(Records about charts and figures)
------------

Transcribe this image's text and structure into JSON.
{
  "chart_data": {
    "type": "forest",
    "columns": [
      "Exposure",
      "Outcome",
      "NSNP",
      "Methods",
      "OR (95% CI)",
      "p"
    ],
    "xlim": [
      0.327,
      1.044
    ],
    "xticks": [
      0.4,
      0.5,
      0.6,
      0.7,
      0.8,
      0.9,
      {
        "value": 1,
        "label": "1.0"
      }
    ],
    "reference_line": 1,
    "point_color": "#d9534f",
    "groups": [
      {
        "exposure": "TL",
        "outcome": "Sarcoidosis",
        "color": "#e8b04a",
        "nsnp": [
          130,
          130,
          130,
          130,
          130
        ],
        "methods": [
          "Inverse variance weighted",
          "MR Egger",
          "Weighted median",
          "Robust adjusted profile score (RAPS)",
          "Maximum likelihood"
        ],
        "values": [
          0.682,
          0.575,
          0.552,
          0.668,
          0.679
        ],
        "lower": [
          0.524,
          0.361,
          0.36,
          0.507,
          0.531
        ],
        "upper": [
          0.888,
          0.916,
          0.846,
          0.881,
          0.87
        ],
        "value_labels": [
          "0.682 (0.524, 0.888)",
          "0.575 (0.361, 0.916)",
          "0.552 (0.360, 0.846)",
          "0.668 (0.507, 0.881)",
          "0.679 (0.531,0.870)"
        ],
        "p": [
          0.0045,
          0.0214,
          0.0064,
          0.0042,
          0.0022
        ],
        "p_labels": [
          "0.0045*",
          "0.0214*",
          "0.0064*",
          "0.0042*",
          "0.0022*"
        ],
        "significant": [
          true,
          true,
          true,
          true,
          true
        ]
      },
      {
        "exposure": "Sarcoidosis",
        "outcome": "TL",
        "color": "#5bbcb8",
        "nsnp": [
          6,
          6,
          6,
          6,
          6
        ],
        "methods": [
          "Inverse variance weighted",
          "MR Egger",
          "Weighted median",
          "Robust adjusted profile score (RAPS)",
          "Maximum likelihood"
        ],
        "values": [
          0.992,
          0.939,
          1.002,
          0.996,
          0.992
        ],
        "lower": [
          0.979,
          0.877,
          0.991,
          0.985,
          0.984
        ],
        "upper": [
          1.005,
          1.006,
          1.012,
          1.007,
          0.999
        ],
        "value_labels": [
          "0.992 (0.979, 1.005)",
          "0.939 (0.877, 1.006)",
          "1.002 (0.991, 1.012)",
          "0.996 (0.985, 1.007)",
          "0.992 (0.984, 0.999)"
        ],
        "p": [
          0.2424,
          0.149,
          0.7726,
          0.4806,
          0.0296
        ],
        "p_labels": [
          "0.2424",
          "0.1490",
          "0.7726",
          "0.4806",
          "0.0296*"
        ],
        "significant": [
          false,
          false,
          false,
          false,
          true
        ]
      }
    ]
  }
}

------------

Find each line holding the string "Sarcoidosis" and copy it out.

        "outcome": "Sarcoidosis",
        "exposure": "Sarcoidosis",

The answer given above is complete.